**Data supplied**
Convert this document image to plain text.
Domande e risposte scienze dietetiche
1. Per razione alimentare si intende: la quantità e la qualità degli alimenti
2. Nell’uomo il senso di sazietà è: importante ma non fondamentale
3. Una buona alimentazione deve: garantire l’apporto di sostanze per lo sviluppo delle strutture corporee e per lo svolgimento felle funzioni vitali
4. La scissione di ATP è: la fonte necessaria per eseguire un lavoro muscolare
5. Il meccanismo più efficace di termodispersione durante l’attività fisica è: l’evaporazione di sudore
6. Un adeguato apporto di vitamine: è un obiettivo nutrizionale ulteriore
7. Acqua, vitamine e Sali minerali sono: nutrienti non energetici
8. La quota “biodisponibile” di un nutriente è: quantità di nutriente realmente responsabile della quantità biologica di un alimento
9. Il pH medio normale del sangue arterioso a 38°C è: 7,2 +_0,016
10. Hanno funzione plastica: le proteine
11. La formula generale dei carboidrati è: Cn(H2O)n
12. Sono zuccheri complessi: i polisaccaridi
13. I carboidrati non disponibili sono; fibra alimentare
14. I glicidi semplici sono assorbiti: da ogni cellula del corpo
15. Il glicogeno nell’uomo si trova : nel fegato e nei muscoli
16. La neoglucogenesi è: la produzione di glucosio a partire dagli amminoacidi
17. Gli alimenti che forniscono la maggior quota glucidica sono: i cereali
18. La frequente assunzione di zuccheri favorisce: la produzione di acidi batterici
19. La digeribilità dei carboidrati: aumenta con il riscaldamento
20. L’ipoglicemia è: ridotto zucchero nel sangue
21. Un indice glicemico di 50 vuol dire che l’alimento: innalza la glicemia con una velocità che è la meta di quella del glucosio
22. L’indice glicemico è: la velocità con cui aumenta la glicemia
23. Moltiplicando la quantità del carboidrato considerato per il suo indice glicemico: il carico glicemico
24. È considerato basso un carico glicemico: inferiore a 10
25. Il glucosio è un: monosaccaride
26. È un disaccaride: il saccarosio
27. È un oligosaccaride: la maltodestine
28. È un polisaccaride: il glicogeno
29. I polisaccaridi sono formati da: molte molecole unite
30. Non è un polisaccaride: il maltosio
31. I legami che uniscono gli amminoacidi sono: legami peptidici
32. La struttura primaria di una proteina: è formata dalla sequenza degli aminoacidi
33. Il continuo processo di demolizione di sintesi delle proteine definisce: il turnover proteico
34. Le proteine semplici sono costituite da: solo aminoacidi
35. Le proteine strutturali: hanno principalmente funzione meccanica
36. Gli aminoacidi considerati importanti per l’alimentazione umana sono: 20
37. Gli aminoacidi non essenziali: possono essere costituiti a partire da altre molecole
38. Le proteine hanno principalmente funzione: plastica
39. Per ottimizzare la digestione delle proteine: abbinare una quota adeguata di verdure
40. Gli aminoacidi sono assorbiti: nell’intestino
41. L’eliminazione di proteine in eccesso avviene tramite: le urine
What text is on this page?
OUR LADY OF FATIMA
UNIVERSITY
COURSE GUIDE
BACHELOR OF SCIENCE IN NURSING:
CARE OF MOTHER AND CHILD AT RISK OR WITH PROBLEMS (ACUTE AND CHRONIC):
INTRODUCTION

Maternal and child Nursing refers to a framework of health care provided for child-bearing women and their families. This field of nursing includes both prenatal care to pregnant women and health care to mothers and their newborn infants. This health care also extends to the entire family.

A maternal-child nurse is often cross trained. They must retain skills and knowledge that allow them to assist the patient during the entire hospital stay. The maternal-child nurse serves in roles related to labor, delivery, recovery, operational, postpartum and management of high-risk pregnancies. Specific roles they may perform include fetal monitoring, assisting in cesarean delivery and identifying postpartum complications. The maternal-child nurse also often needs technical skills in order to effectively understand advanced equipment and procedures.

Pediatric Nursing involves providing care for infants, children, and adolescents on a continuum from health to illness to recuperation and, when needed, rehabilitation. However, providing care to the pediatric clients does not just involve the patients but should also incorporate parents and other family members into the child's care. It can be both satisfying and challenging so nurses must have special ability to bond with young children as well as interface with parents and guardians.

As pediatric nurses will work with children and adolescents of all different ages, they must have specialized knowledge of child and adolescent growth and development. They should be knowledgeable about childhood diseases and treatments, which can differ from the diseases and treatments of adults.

**Aim of the exercise**
Among the lines above, find those carrying the word "degli" and copy them out.

**Reply**
1. Per razione alimentare si intende: la quantità e la qualità degli alimenti
32. La struttura primaria di una proteina: è formata dalla sequenza degli aminoacidi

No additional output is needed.